-- Start Provided entries --

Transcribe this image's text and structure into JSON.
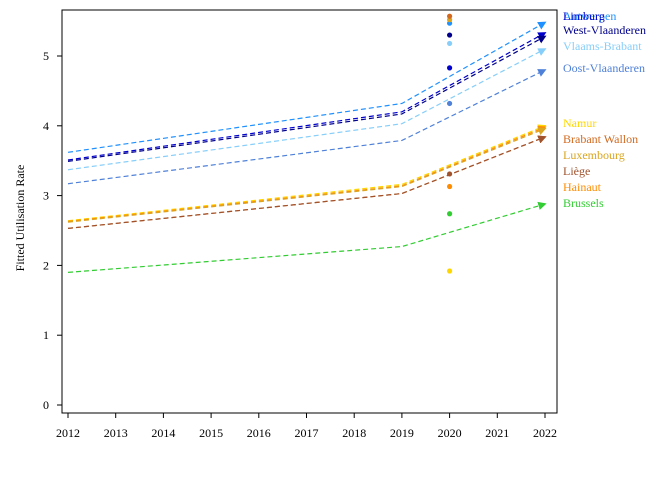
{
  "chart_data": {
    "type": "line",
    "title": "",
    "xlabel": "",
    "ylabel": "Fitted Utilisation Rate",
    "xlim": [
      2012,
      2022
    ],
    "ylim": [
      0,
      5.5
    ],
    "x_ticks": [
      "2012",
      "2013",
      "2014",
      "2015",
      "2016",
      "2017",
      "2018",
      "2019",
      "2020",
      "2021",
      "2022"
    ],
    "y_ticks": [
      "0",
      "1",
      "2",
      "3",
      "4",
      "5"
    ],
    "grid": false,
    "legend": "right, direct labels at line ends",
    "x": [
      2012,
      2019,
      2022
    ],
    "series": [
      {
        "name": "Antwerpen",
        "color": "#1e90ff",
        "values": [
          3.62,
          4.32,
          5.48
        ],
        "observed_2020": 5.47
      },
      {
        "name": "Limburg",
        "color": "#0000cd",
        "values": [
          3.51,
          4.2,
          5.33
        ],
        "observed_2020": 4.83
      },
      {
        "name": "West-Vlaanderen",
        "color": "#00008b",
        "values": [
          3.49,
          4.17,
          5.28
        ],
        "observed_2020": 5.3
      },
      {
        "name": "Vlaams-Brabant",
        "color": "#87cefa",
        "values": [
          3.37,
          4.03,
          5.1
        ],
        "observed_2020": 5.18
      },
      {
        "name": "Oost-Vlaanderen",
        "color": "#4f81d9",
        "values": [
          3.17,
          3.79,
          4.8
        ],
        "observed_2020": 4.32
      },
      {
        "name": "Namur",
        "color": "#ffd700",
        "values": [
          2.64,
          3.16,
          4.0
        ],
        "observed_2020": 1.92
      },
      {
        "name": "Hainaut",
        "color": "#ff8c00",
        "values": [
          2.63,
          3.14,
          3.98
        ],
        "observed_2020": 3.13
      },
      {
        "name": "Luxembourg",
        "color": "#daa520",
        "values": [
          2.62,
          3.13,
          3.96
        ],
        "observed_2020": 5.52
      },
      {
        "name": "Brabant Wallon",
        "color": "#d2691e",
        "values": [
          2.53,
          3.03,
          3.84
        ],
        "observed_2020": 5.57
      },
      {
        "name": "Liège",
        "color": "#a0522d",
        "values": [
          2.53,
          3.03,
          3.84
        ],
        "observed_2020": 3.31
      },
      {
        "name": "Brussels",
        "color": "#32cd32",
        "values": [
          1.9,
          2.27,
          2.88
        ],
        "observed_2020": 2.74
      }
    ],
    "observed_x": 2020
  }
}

-- End Provided entries --
-- Start Provided entries --

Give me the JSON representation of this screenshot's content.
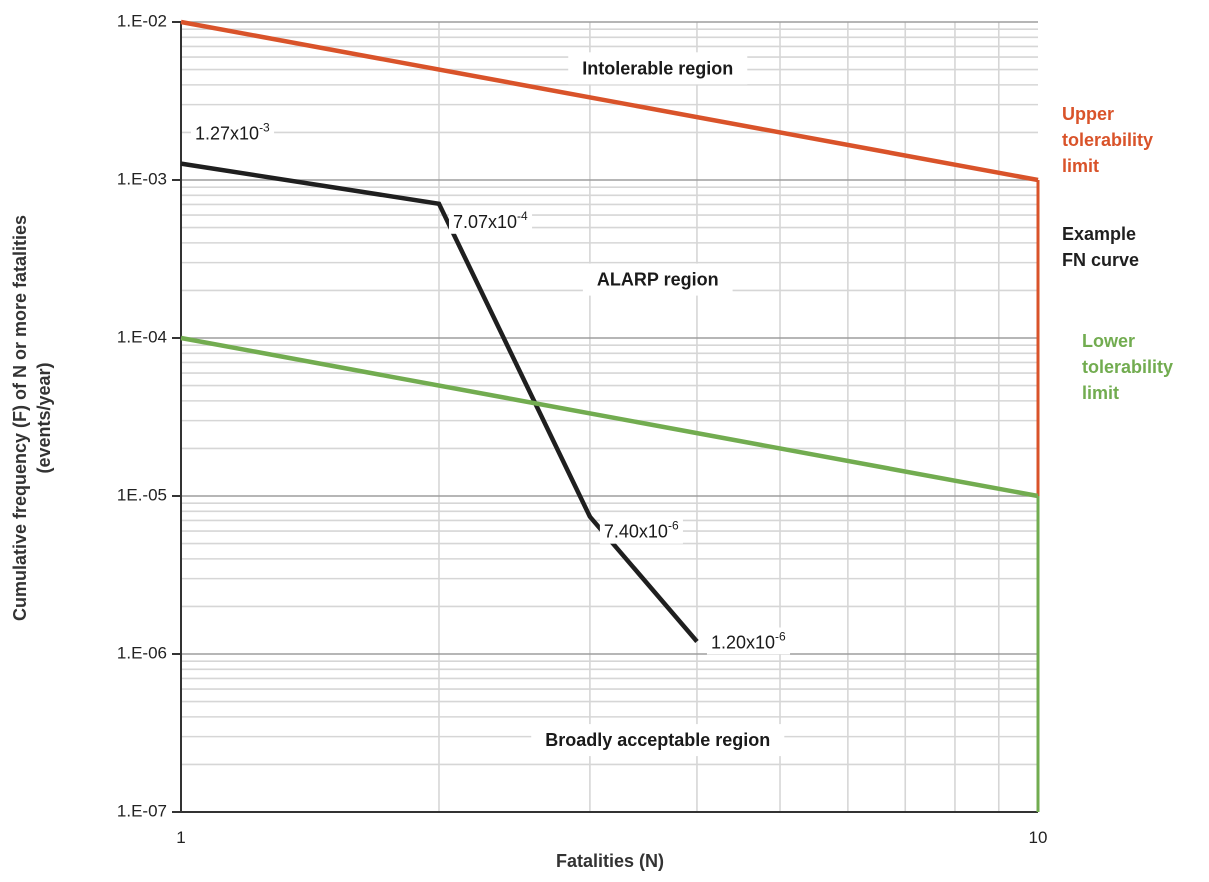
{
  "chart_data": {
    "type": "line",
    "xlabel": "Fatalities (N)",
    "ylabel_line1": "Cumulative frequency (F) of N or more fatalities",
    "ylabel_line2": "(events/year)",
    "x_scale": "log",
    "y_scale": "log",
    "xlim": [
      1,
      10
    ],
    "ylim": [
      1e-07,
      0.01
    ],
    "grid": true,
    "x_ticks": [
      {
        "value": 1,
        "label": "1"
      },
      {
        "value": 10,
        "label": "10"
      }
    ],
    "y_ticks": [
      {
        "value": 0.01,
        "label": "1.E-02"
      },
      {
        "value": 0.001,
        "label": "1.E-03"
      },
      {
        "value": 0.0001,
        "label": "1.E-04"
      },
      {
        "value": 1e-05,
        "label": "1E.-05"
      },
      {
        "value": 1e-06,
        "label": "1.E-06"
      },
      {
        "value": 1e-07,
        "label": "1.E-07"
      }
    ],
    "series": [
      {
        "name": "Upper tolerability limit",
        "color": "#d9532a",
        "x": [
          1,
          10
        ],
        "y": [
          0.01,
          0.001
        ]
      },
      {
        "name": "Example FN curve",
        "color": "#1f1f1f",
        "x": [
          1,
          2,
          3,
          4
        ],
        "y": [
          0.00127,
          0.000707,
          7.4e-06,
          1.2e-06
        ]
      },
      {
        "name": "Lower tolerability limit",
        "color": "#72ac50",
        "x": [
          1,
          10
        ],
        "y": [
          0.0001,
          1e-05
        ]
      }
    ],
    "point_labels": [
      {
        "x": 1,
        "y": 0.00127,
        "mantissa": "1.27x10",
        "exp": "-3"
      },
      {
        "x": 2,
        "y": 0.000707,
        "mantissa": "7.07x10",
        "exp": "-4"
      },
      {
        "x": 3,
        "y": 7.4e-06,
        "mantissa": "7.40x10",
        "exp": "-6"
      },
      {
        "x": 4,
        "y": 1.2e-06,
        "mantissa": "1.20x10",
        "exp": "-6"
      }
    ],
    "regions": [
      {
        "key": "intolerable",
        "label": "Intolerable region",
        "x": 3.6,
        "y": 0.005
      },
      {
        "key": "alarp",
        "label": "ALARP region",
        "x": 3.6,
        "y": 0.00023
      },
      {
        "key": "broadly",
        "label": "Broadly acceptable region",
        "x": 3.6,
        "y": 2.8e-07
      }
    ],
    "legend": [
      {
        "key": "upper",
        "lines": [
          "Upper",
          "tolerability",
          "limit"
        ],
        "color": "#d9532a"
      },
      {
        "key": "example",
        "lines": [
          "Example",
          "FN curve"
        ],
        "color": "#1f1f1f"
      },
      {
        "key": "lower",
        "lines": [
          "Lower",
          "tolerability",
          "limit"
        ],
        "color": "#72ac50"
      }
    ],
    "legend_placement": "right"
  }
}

-- End Provided entries --

Report only the number of lines that hold the word "limit".

§ Written answer: 4